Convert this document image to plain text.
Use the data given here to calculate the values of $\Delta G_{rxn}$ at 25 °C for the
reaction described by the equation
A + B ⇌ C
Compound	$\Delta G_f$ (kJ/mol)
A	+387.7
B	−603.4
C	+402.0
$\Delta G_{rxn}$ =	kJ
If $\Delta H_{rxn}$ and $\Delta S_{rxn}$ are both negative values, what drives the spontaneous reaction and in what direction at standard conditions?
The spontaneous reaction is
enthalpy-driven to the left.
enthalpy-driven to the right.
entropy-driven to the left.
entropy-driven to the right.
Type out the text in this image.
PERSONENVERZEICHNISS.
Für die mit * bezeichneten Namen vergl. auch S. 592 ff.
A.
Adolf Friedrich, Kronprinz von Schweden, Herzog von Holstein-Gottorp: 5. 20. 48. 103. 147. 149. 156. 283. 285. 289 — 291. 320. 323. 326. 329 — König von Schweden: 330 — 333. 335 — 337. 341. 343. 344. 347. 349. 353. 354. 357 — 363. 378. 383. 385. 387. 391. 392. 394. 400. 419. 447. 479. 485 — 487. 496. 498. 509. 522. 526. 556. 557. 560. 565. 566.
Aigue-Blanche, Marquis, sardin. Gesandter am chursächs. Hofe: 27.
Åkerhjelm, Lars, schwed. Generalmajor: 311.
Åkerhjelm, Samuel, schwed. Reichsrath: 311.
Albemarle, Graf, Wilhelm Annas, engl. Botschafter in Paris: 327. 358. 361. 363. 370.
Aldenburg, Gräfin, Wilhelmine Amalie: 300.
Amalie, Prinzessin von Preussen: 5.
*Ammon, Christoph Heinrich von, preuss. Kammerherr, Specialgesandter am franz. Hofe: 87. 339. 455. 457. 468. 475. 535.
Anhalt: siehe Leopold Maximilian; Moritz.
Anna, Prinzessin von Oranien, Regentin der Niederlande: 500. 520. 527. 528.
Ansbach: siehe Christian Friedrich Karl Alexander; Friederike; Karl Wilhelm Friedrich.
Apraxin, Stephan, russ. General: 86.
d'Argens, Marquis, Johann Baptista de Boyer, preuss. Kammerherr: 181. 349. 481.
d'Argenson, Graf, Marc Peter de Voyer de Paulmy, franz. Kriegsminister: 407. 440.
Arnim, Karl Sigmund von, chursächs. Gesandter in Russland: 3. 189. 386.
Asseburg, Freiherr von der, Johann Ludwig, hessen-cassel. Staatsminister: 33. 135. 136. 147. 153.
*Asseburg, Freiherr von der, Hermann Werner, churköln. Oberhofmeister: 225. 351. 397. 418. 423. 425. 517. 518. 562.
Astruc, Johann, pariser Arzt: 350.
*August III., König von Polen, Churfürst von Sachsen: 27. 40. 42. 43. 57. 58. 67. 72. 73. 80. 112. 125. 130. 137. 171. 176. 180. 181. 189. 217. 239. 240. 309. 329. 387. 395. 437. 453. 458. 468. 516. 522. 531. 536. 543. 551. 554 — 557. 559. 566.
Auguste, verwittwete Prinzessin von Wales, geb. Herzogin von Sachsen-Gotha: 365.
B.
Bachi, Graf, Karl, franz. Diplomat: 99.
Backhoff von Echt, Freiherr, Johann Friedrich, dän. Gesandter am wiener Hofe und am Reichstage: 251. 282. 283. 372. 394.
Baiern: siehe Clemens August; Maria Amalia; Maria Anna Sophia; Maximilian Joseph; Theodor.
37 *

* Problem requirements: Take every line from the records above that has the word "enthalpy" and copy it.

* Answer in full:
enthalpy-driven to the left.
enthalpy-driven to the right.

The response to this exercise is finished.